══ Data in this exercise
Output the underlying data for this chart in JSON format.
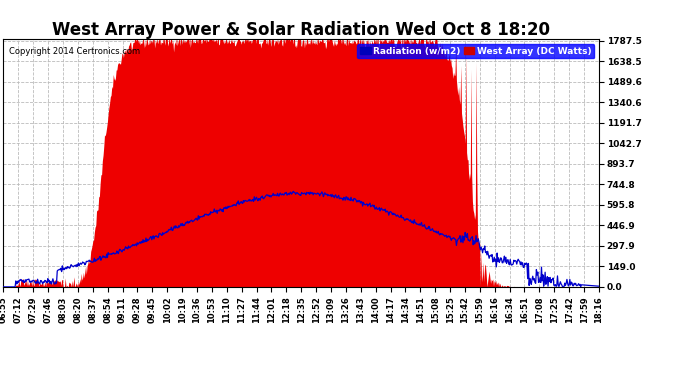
{
  "title": "West Array Power & Solar Radiation Wed Oct 8 18:20",
  "copyright": "Copyright 2014 Certronics.com",
  "legend_labels": [
    "Radiation (w/m2)",
    "West Array (DC Watts)"
  ],
  "legend_colors_bg": [
    "#0000bb",
    "#cc0000"
  ],
  "legend_text_colors": [
    "#ffffff",
    "#ffffff"
  ],
  "yticks": [
    0.0,
    149.0,
    297.9,
    446.9,
    595.8,
    744.8,
    893.7,
    1042.7,
    1191.7,
    1340.6,
    1489.6,
    1638.5,
    1787.5
  ],
  "ymax": 1787.5,
  "ymin": 0.0,
  "background_color": "#ffffff",
  "plot_bg_color": "#ffffff",
  "grid_color": "#bbbbbb",
  "red_fill_color": "#ee0000",
  "blue_line_color": "#0000cc",
  "title_fontsize": 12,
  "xtick_labels": [
    "06:55",
    "07:12",
    "07:29",
    "07:46",
    "08:03",
    "08:20",
    "08:37",
    "08:54",
    "09:11",
    "09:28",
    "09:45",
    "10:02",
    "10:19",
    "10:36",
    "10:53",
    "11:10",
    "11:27",
    "11:44",
    "12:01",
    "12:18",
    "12:35",
    "12:52",
    "13:09",
    "13:26",
    "13:43",
    "14:00",
    "14:17",
    "14:34",
    "14:51",
    "15:08",
    "15:25",
    "15:42",
    "15:59",
    "16:16",
    "16:34",
    "16:51",
    "17:08",
    "17:25",
    "17:42",
    "17:59",
    "18:16"
  ]
}
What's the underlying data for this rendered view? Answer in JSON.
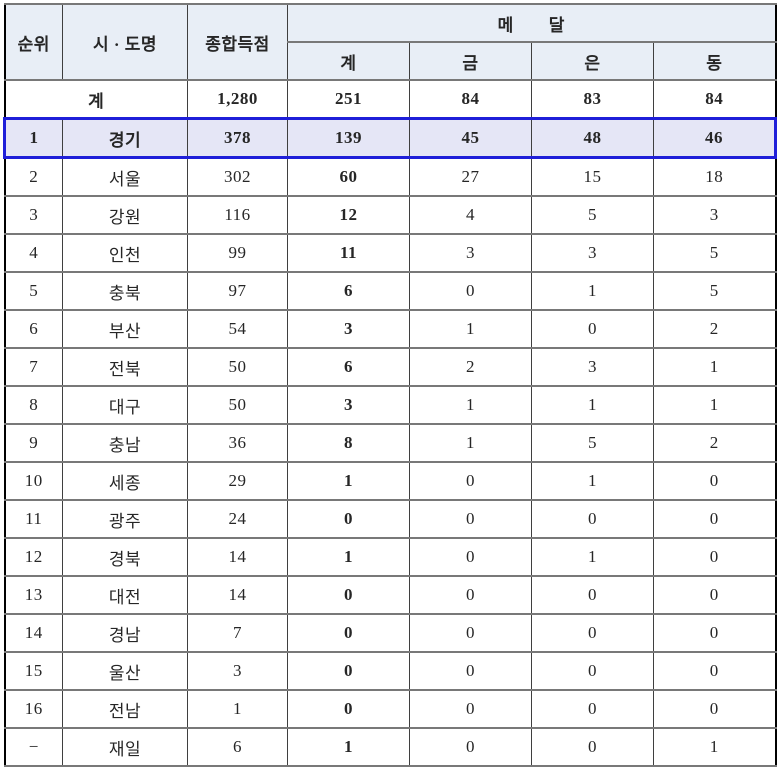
{
  "colors": {
    "header_bg": "#e8eef6",
    "highlight_bg": "#e5e6f6",
    "highlight_border": "#1f1fd9",
    "grid_line": "#787878",
    "grid_dark": "#3f3f3f",
    "outer_border": "#000000",
    "text": "#262626"
  },
  "table": {
    "headers": {
      "rank": "순위",
      "region": "시 · 도명",
      "score": "종합득점",
      "medals": "메　　달",
      "sub": {
        "total": "계",
        "gold": "금",
        "silver": "은",
        "bronze": "동"
      }
    },
    "total_row": {
      "label": "계",
      "score": "1,280",
      "total": "251",
      "gold": "84",
      "silver": "83",
      "bronze": "84"
    },
    "rows": [
      {
        "rank": "1",
        "region": "경기",
        "score": "378",
        "total": "139",
        "gold": "45",
        "silver": "48",
        "bronze": "46",
        "highlighted": true
      },
      {
        "rank": "2",
        "region": "서울",
        "score": "302",
        "total": "60",
        "gold": "27",
        "silver": "15",
        "bronze": "18"
      },
      {
        "rank": "3",
        "region": "강원",
        "score": "116",
        "total": "12",
        "gold": "4",
        "silver": "5",
        "bronze": "3"
      },
      {
        "rank": "4",
        "region": "인천",
        "score": "99",
        "total": "11",
        "gold": "3",
        "silver": "3",
        "bronze": "5"
      },
      {
        "rank": "5",
        "region": "충북",
        "score": "97",
        "total": "6",
        "gold": "0",
        "silver": "1",
        "bronze": "5"
      },
      {
        "rank": "6",
        "region": "부산",
        "score": "54",
        "total": "3",
        "gold": "1",
        "silver": "0",
        "bronze": "2"
      },
      {
        "rank": "7",
        "region": "전북",
        "score": "50",
        "total": "6",
        "gold": "2",
        "silver": "3",
        "bronze": "1"
      },
      {
        "rank": "8",
        "region": "대구",
        "score": "50",
        "total": "3",
        "gold": "1",
        "silver": "1",
        "bronze": "1"
      },
      {
        "rank": "9",
        "region": "충남",
        "score": "36",
        "total": "8",
        "gold": "1",
        "silver": "5",
        "bronze": "2"
      },
      {
        "rank": "10",
        "region": "세종",
        "score": "29",
        "total": "1",
        "gold": "0",
        "silver": "1",
        "bronze": "0"
      },
      {
        "rank": "11",
        "region": "광주",
        "score": "24",
        "total": "0",
        "gold": "0",
        "silver": "0",
        "bronze": "0"
      },
      {
        "rank": "12",
        "region": "경북",
        "score": "14",
        "total": "1",
        "gold": "0",
        "silver": "1",
        "bronze": "0"
      },
      {
        "rank": "13",
        "region": "대전",
        "score": "14",
        "total": "0",
        "gold": "0",
        "silver": "0",
        "bronze": "0"
      },
      {
        "rank": "14",
        "region": "경남",
        "score": "7",
        "total": "0",
        "gold": "0",
        "silver": "0",
        "bronze": "0"
      },
      {
        "rank": "15",
        "region": "울산",
        "score": "3",
        "total": "0",
        "gold": "0",
        "silver": "0",
        "bronze": "0"
      },
      {
        "rank": "16",
        "region": "전남",
        "score": "1",
        "total": "0",
        "gold": "0",
        "silver": "0",
        "bronze": "0"
      },
      {
        "rank": "−",
        "region": "재일",
        "score": "6",
        "total": "1",
        "gold": "0",
        "silver": "0",
        "bronze": "1"
      }
    ]
  }
}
════
Task goal |
In the copy, include no pictures; restate the listing above exactly.

Response below |
Output the underlying data for this chart in JSON format.
{
  "title": "West Array Power & Solar Radiation Wed Oct 8 18:20",
  "copyright": "Copyright 2014 Certronics.com",
  "legend_labels": [
    "Radiation (w/m2)",
    "West Array (DC Watts)"
  ],
  "legend_colors_bg": [
    "#0000bb",
    "#cc0000"
  ],
  "legend_text_colors": [
    "#ffffff",
    "#ffffff"
  ],
  "yticks": [
    0.0,
    149.0,
    297.9,
    446.9,
    595.8,
    744.8,
    893.7,
    1042.7,
    1191.7,
    1340.6,
    1489.6,
    1638.5,
    1787.5
  ],
  "ymax": 1787.5,
  "ymin": 0.0,
  "background_color": "#ffffff",
  "plot_bg_color": "#ffffff",
  "grid_color": "#bbbbbb",
  "red_fill_color": "#ee0000",
  "blue_line_color": "#0000cc",
  "title_fontsize": 12,
  "xtick_labels": [
    "06:55",
    "07:12",
    "07:29",
    "07:46",
    "08:03",
    "08:20",
    "08:37",
    "08:54",
    "09:11",
    "09:28",
    "09:45",
    "10:02",
    "10:19",
    "10:36",
    "10:53",
    "11:10",
    "11:27",
    "11:44",
    "12:01",
    "12:18",
    "12:35",
    "12:52",
    "13:09",
    "13:26",
    "13:43",
    "14:00",
    "14:17",
    "14:34",
    "14:51",
    "15:08",
    "15:25",
    "15:42",
    "15:59",
    "16:16",
    "16:34",
    "16:51",
    "17:08",
    "17:25",
    "17:42",
    "17:59",
    "18:16"
  ]
}
What's the underlying data for this rendered view? Answer in JSON.
{
  "colors": {
    "header_bg": "#e8eef6",
    "highlight_bg": "#e5e6f6",
    "highlight_border": "#1f1fd9",
    "grid_line": "#787878",
    "grid_dark": "#3f3f3f",
    "outer_border": "#000000",
    "text": "#262626"
  },
  "table": {
    "headers": {
      "rank": "순위",
      "region": "시 · 도명",
      "score": "종합득점",
      "medals": "메　　달",
      "sub": {
        "total": "계",
        "gold": "금",
        "silver": "은",
        "bronze": "동"
      }
    },
    "total_row": {
      "label": "계",
      "score": "1,280",
      "total": "251",
      "gold": "84",
      "silver": "83",
      "bronze": "84"
    },
    "rows": [
      {
        "rank": "1",
        "region": "경기",
        "score": "378",
        "total": "139",
        "gold": "45",
        "silver": "48",
        "bronze": "46",
        "highlighted": true
      },
      {
        "rank": "2",
        "region": "서울",
        "score": "302",
        "total": "60",
        "gold": "27",
        "silver": "15",
        "bronze": "18"
      },
      {
        "rank": "3",
        "region": "강원",
        "score": "116",
        "total": "12",
        "gold": "4",
        "silver": "5",
        "bronze": "3"
      },
      {
        "rank": "4",
        "region": "인천",
        "score": "99",
        "total": "11",
        "gold": "3",
        "silver": "3",
        "bronze": "5"
      },
      {
        "rank": "5",
        "region": "충북",
        "score": "97",
        "total": "6",
        "gold": "0",
        "silver": "1",
        "bronze": "5"
      },
      {
        "rank": "6",
        "region": "부산",
        "score": "54",
        "total": "3",
        "gold": "1",
        "silver": "0",
        "bronze": "2"
      },
      {
        "rank": "7",
        "region": "전북",
        "score": "50",
        "total": "6",
        "gold": "2",
        "silver": "3",
        "bronze": "1"
      },
      {
        "rank": "8",
        "region": "대구",
        "score": "50",
        "total": "3",
        "gold": "1",
        "silver": "1",
        "bronze": "1"
      },
      {
        "rank": "9",
        "region": "충남",
        "score": "36",
        "total": "8",
        "gold": "1",
        "silver": "5",
        "bronze": "2"
      },
      {
        "rank": "10",
        "region": "세종",
        "score": "29",
        "total": "1",
        "gold": "0",
        "silver": "1",
        "bronze": "0"
      },
      {
        "rank": "11",
        "region": "광주",
        "score": "24",
        "total": "0",
        "gold": "0",
        "silver": "0",
        "bronze": "0"
      },
      {
        "rank": "12",
        "region": "경북",
        "score": "14",
        "total": "1",
        "gold": "0",
        "silver": "1",
        "bronze": "0"
      },
      {
        "rank": "13",
        "region": "대전",
        "score": "14",
        "total": "0",
        "gold": "0",
        "silver": "0",
        "bronze": "0"
      },
      {
        "rank": "14",
        "region": "경남",
        "score": "7",
        "total": "0",
        "gold": "0",
        "silver": "0",
        "bronze": "0"
      },
      {
        "rank": "15",
        "region": "울산",
        "score": "3",
        "total": "0",
        "gold": "0",
        "silver": "0",
        "bronze": "0"
      },
      {
        "rank": "16",
        "region": "전남",
        "score": "1",
        "total": "0",
        "gold": "0",
        "silver": "0",
        "bronze": "0"
      },
      {
        "rank": "−",
        "region": "재일",
        "score": "6",
        "total": "1",
        "gold": "0",
        "silver": "0",
        "bronze": "1"
      }
    ]
  }
}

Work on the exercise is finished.